◆ **DATASET CONTENT**

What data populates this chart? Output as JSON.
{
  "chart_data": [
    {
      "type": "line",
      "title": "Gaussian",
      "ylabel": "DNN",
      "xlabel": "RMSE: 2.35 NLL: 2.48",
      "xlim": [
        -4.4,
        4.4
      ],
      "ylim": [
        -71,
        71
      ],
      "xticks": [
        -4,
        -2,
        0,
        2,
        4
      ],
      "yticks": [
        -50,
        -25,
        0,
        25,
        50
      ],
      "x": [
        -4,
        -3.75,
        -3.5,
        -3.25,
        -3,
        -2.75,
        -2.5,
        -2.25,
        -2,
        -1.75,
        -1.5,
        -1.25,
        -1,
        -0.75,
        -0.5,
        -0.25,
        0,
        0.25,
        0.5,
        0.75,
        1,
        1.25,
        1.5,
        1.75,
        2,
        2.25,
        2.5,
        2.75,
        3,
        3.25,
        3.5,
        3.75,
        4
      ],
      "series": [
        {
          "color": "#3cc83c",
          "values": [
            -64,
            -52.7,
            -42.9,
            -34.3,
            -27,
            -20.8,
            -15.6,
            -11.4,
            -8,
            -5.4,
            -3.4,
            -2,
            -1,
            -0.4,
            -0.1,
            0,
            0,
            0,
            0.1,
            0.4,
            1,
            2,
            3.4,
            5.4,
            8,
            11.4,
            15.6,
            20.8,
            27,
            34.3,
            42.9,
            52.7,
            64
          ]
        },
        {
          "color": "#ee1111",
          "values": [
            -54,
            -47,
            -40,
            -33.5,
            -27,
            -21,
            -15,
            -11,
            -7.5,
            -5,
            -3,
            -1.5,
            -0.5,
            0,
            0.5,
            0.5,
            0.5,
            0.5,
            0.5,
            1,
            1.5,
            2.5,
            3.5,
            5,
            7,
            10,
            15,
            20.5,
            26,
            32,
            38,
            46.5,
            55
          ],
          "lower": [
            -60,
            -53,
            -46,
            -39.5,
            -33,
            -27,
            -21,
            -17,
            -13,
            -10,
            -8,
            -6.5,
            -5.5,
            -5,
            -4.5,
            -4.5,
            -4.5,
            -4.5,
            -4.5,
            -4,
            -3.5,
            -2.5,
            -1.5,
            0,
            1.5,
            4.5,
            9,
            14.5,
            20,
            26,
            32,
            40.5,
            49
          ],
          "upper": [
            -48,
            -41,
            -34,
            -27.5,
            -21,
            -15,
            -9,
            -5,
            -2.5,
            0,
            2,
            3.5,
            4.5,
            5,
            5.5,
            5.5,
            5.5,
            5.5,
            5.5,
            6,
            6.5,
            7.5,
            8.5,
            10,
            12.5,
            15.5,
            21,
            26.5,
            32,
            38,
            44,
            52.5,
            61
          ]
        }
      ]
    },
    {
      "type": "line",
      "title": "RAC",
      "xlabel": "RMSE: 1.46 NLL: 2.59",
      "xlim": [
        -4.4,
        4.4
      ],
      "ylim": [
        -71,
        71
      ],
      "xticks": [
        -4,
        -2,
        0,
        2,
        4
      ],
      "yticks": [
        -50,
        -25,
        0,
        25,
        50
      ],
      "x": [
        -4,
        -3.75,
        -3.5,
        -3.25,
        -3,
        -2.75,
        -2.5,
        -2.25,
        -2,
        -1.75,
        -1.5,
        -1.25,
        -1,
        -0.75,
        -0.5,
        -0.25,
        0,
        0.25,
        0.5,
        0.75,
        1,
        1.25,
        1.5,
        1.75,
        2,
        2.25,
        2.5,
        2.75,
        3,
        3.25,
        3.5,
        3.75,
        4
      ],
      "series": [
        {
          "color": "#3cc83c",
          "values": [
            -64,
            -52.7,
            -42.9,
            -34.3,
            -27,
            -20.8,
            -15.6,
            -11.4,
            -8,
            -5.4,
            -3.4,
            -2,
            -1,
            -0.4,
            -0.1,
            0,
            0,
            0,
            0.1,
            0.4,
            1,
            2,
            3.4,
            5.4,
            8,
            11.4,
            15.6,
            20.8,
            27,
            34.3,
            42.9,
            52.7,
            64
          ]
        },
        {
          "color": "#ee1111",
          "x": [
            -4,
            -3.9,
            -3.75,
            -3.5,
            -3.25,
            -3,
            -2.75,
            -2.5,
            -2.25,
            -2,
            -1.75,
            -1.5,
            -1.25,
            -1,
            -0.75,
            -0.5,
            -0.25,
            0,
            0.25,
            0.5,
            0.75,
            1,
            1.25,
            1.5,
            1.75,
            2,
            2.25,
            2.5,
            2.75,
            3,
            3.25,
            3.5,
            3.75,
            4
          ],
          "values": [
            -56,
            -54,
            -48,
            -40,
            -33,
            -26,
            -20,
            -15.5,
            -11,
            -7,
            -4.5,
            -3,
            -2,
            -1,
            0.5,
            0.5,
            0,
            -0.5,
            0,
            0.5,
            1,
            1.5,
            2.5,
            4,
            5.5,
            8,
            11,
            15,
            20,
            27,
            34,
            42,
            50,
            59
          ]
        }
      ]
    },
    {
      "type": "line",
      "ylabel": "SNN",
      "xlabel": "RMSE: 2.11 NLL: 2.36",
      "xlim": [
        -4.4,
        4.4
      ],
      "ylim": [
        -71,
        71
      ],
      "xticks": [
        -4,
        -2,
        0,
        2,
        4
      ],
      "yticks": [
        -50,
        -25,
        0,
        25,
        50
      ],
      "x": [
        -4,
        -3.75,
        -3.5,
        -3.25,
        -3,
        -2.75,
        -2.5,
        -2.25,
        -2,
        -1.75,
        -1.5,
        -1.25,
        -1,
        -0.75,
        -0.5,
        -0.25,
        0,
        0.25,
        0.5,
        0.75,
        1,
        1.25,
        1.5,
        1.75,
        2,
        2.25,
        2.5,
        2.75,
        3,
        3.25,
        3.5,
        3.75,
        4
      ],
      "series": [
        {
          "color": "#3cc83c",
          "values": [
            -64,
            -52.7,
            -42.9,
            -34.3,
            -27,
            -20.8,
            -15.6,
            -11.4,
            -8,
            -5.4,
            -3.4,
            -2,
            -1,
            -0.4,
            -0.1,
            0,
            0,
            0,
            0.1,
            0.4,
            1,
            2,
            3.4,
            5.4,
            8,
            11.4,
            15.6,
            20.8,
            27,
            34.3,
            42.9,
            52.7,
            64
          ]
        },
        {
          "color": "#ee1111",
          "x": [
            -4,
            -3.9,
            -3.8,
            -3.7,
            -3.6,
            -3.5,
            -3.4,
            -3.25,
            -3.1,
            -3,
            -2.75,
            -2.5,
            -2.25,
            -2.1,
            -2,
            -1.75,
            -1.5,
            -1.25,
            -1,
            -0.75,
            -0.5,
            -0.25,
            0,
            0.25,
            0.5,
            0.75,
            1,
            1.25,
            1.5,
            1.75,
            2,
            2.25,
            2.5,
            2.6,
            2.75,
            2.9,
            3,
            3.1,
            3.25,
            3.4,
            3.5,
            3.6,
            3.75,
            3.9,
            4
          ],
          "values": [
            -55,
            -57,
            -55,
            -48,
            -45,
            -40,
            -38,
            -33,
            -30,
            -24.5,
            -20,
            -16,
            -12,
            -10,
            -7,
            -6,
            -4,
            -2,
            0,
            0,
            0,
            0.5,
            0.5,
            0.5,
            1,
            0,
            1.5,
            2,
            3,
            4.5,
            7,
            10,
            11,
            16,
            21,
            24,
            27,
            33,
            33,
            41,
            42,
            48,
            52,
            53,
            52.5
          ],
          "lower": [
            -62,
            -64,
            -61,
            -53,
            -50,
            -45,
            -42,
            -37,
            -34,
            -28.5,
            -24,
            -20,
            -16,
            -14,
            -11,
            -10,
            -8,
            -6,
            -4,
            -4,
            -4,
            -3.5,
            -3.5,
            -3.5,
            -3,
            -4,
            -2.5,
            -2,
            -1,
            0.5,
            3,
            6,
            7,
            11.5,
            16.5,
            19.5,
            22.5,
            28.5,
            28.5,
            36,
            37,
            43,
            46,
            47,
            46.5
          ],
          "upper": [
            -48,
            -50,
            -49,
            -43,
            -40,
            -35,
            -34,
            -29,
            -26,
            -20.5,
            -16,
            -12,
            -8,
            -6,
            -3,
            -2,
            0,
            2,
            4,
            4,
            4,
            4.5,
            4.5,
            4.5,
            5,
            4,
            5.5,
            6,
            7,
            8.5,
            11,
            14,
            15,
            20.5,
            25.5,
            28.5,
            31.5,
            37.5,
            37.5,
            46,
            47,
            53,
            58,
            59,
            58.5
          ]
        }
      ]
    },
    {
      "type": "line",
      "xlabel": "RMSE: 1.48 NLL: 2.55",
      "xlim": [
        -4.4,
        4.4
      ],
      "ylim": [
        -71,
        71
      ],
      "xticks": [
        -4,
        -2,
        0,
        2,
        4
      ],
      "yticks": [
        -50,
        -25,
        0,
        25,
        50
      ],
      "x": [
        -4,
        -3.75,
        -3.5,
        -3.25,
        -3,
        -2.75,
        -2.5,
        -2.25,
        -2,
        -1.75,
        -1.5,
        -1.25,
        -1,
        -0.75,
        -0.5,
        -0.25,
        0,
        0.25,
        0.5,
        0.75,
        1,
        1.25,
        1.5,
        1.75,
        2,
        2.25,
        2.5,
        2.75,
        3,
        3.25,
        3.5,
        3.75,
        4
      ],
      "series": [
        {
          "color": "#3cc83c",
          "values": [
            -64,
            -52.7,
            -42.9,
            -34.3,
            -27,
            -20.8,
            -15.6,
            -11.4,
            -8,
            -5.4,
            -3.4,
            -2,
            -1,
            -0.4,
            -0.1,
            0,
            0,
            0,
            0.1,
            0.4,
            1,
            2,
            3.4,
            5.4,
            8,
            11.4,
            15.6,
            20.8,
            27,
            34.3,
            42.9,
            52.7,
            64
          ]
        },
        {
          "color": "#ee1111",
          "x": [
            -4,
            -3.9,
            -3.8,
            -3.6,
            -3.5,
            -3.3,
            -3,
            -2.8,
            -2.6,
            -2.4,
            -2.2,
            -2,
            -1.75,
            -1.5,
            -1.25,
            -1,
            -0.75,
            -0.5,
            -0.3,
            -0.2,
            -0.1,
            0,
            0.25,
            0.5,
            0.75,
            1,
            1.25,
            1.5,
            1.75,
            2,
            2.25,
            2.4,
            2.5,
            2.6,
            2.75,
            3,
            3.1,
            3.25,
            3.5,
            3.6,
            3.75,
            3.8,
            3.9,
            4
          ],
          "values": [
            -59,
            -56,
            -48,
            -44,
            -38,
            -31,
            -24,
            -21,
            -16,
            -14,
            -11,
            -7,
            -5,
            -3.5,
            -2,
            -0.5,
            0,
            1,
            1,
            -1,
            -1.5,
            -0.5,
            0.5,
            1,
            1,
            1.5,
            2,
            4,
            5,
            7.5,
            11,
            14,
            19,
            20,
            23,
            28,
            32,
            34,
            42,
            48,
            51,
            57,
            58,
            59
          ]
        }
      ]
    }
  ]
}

◆ **EXERCISE TASK**
Say how many lines of the data include the word "RMSE". Respond with the number alone.

◆ **RESULT OF THE EXERCISE**
4